**What is asked:**
List all the lines in these records that hold "this".

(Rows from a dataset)
══════════

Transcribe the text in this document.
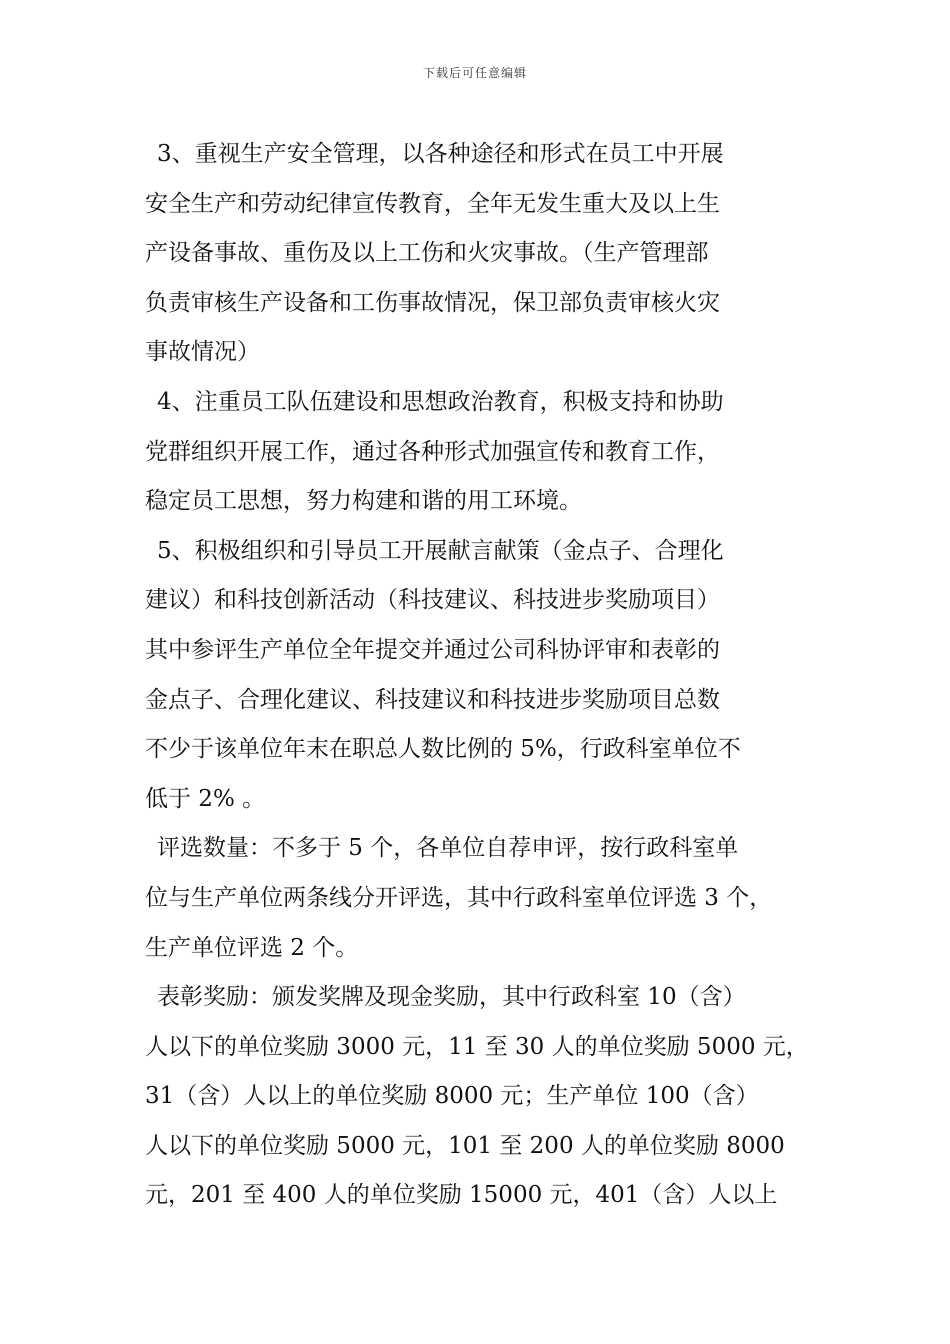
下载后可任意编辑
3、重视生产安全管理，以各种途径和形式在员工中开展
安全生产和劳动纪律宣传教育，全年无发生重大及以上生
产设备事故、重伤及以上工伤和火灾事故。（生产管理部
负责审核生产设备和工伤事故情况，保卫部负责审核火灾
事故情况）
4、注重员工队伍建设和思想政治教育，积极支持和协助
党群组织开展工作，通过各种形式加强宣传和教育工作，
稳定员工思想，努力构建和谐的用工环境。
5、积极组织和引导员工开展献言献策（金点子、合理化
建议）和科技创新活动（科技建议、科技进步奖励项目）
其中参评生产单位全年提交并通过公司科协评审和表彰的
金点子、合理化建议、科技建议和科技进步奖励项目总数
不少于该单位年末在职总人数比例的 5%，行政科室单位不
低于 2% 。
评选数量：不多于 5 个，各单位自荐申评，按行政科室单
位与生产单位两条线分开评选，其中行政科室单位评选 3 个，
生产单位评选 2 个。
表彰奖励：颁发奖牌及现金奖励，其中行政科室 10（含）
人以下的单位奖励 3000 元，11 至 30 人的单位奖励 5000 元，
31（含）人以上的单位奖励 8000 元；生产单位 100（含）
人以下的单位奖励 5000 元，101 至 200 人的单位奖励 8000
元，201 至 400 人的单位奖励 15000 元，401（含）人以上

══════════

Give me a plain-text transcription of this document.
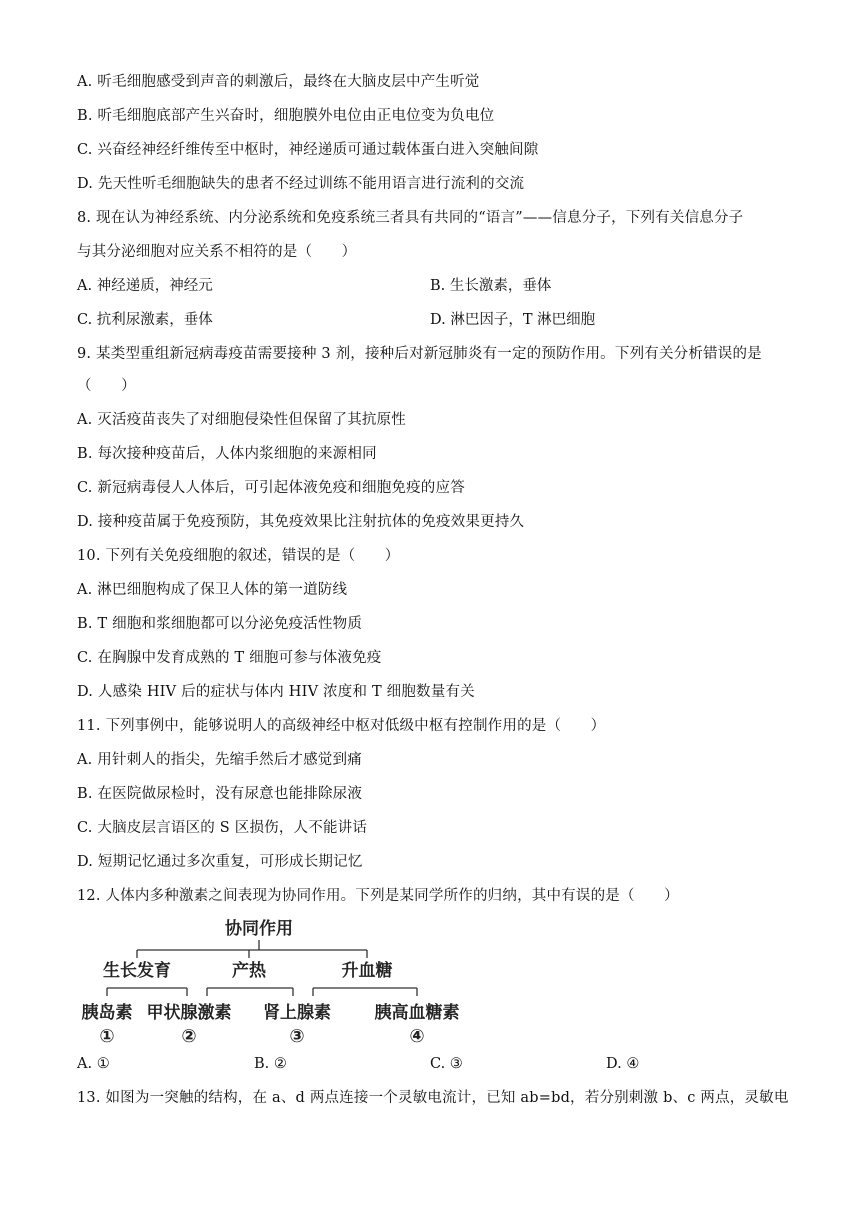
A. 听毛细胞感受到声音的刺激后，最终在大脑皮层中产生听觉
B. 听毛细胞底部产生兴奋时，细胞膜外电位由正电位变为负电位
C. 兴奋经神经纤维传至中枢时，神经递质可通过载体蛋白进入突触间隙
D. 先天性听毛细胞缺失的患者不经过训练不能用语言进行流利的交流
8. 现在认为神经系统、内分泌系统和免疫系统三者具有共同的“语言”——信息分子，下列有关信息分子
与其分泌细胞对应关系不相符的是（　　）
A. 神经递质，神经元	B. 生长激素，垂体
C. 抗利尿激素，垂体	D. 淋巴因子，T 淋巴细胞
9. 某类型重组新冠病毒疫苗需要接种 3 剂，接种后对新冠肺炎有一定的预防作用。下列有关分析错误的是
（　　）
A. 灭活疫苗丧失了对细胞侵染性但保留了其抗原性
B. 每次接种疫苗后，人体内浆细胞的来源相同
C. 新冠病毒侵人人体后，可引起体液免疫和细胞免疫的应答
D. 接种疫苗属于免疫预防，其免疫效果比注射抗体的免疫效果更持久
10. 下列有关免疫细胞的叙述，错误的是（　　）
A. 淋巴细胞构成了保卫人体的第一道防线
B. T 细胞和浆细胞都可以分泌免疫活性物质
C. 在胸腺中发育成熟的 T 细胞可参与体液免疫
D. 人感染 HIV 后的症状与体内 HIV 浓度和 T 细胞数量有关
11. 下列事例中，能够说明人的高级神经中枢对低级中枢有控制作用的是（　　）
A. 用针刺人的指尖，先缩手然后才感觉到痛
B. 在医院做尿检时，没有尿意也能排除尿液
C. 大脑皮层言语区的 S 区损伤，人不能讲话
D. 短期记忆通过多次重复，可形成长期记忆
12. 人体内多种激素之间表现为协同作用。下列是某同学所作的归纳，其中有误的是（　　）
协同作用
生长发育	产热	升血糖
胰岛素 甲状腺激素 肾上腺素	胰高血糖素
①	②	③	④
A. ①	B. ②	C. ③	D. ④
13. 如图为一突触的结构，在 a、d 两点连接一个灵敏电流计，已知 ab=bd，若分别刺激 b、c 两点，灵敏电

══════════

**Exercise solution:**
Transcribe the text in this document.
Give me a plain-text transcription of this document.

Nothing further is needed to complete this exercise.